# WHAT YOU SHOULD DO:
Please write the listing below out again exactly, leaving every picture behind.

# Stored records:
--- START ---
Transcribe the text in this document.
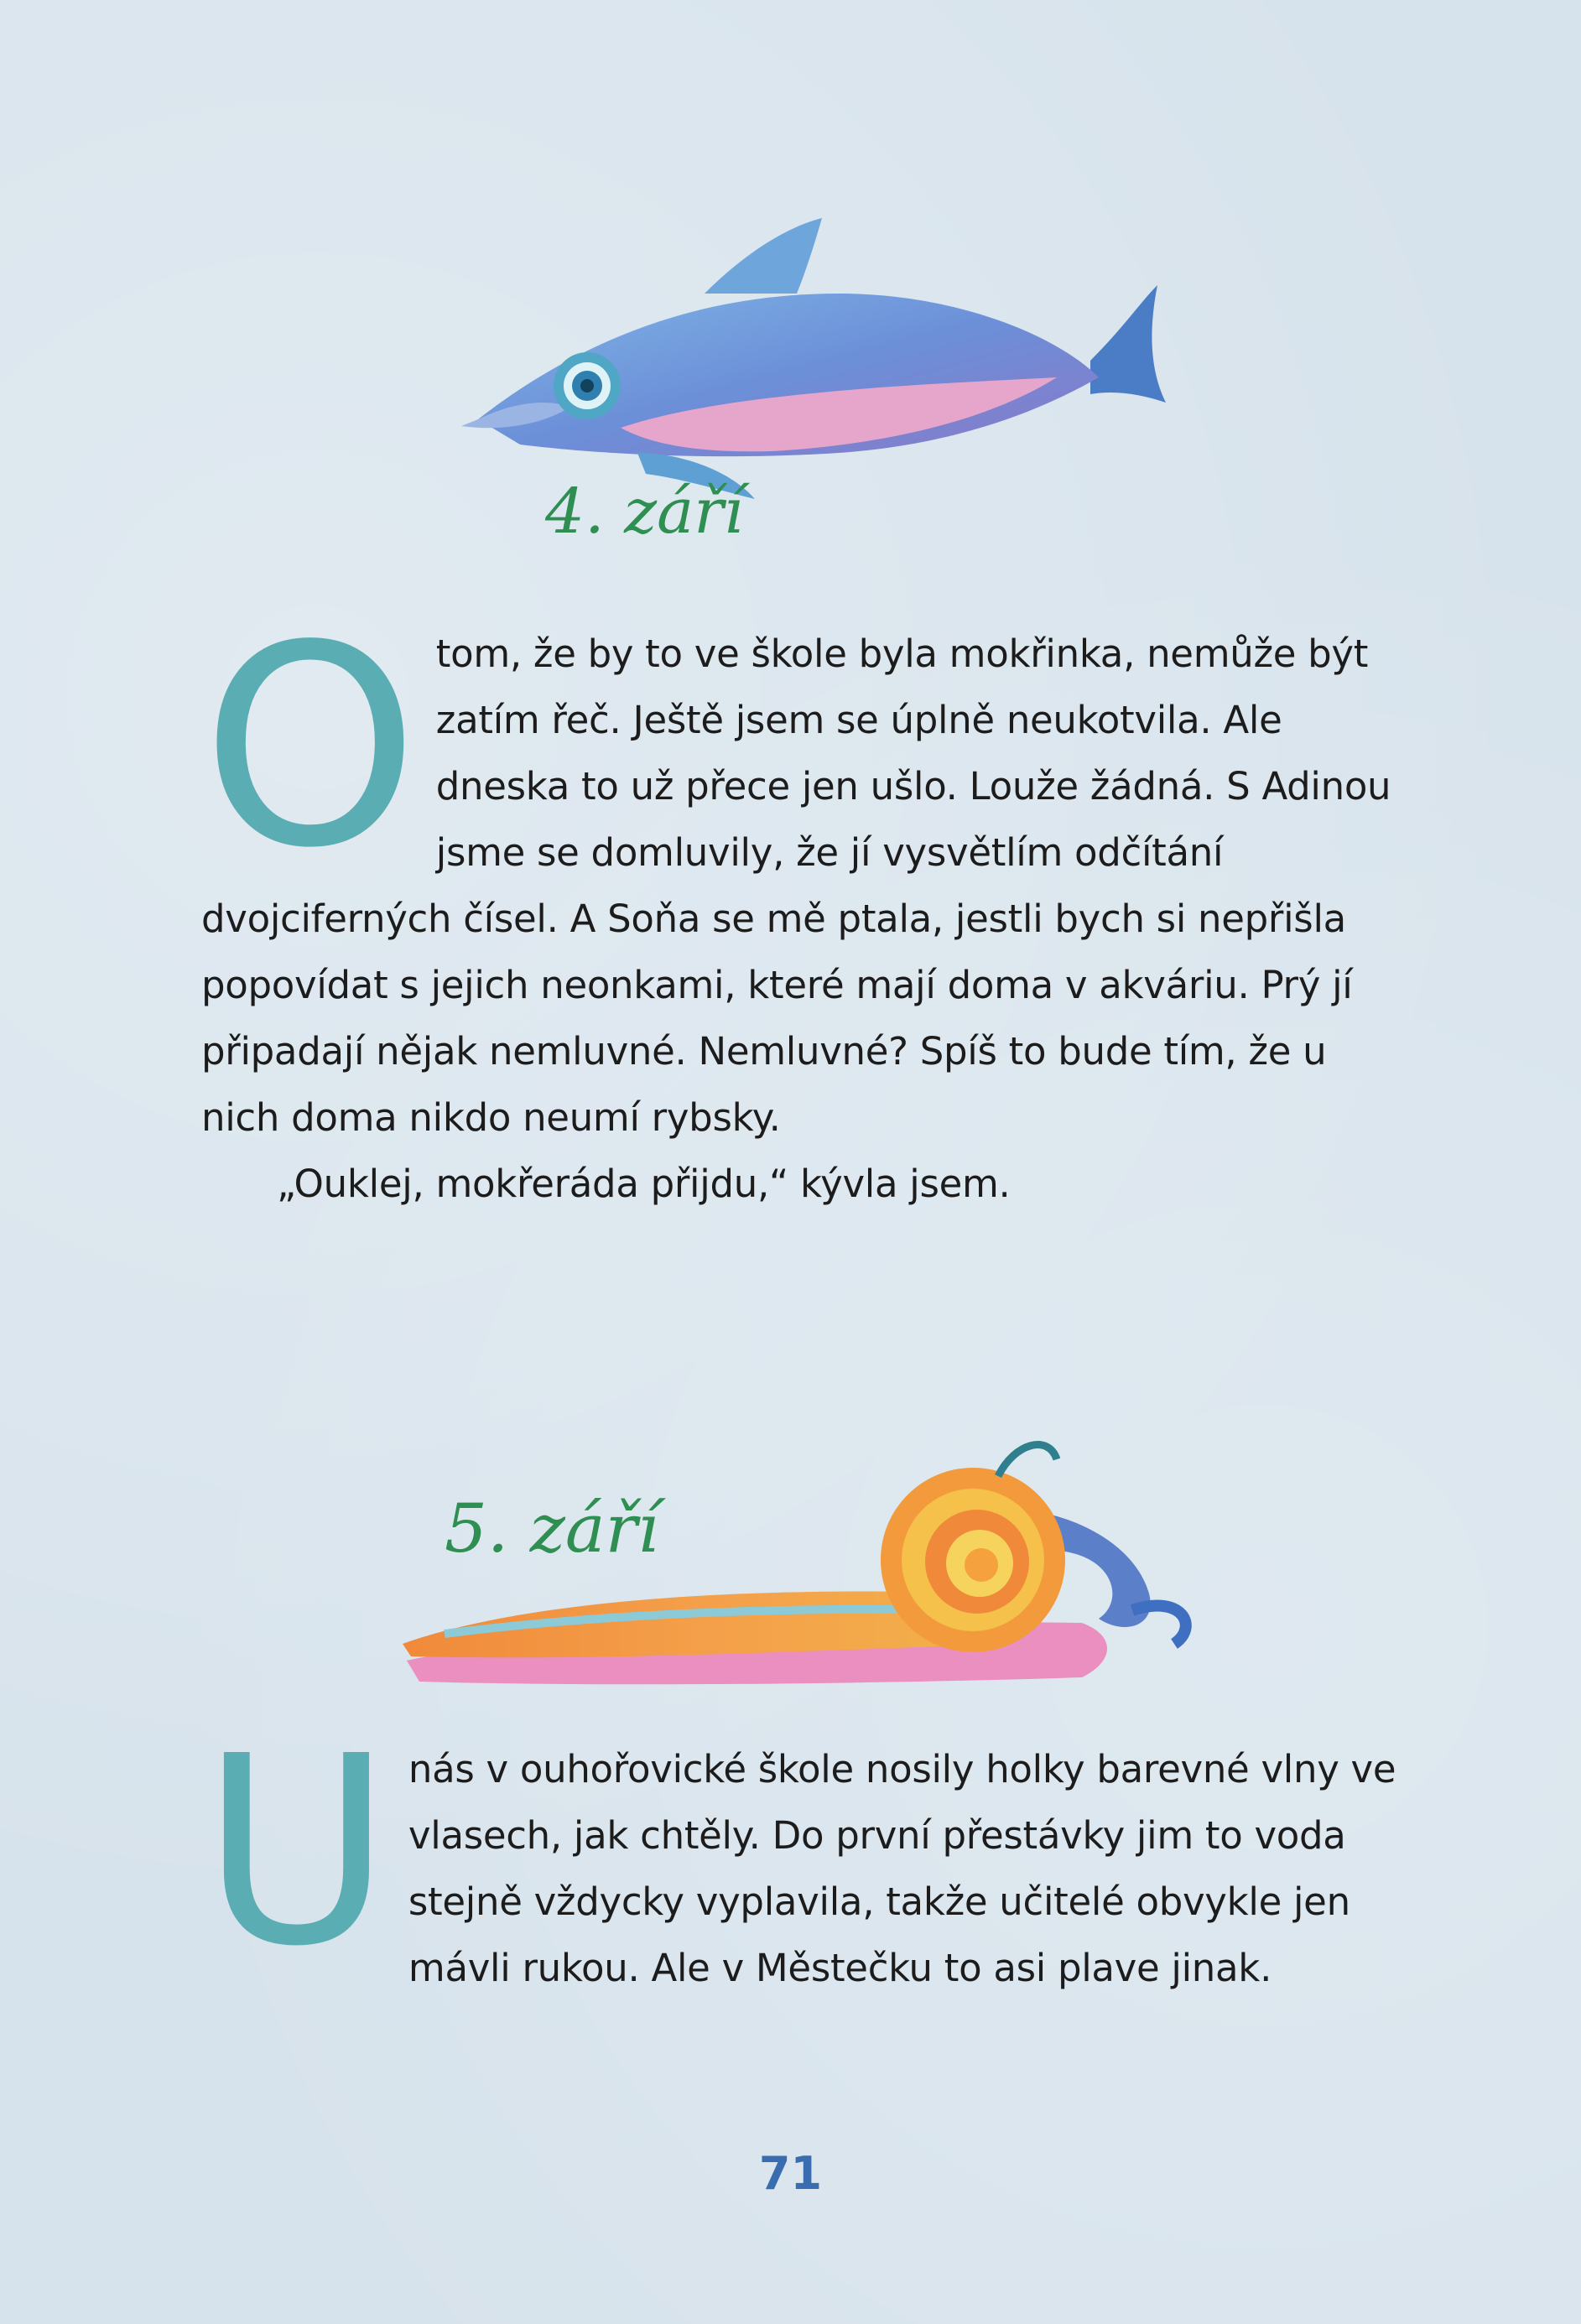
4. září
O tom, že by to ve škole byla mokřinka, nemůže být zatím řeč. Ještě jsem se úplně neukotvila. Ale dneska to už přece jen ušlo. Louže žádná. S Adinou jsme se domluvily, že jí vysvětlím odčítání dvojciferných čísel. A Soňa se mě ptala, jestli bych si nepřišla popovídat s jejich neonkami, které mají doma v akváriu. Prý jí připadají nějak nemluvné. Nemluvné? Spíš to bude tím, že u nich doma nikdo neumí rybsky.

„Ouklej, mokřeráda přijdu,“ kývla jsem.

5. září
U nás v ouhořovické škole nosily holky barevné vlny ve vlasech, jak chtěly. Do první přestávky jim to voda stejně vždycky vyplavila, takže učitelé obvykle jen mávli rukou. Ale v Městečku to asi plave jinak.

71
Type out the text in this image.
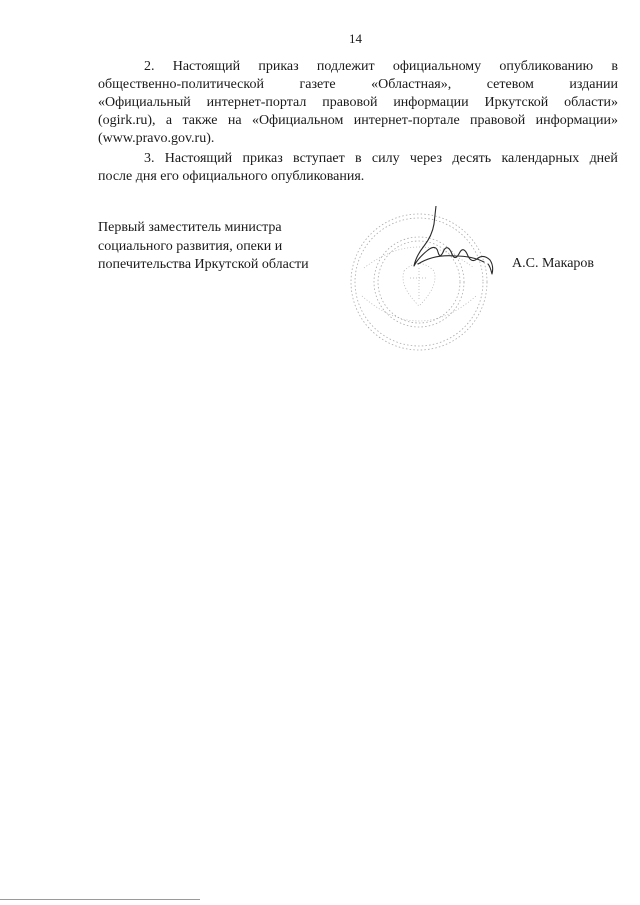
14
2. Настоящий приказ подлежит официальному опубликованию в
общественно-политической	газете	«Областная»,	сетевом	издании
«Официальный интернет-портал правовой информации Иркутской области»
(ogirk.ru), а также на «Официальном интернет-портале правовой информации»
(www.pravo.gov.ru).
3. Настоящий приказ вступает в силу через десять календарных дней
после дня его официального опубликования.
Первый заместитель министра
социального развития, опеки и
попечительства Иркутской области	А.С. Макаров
--- END ---
# REPLY:
Transcribe the text in this document.
4. září
O tom, že by to ve škole byla mokřinka, nemůže být zatím řeč. Ještě jsem se úplně neukotvila. Ale dneska to už přece jen ušlo. Louže žádná. S Adinou jsme se domluvily, že jí vysvětlím odčítání dvojciferných čísel. A Soňa se mě ptala, jestli bych si nepřišla popovídat s jejich neonkami, které mají doma v akváriu. Prý jí připadají nějak nemluvné. Nemluvné? Spíš to bude tím, že u nich doma nikdo neumí rybsky.

„Ouklej, mokřeráda přijdu,“ kývla jsem.

5. září
U nás v ouhořovické škole nosily holky barevné vlny ve vlasech, jak chtěly. Do první přestávky jim to voda stejně vždycky vyplavila, takže učitelé obvykle jen mávli rukou. Ale v Městečku to asi plave jinak.

71
Type out the text in this image.
14
2. Настоящий приказ подлежит официальному опубликованию в
общественно-политической	газете	«Областная»,	сетевом	издании
«Официальный интернет-портал правовой информации Иркутской области»
(ogirk.ru), а также на «Официальном интернет-портале правовой информации»
(www.pravo.gov.ru).
3. Настоящий приказ вступает в силу через десять календарных дней
после дня его официального опубликования.
Первый заместитель министра
социального развития, опеки и
попечительства Иркутской области	А.С. Макаров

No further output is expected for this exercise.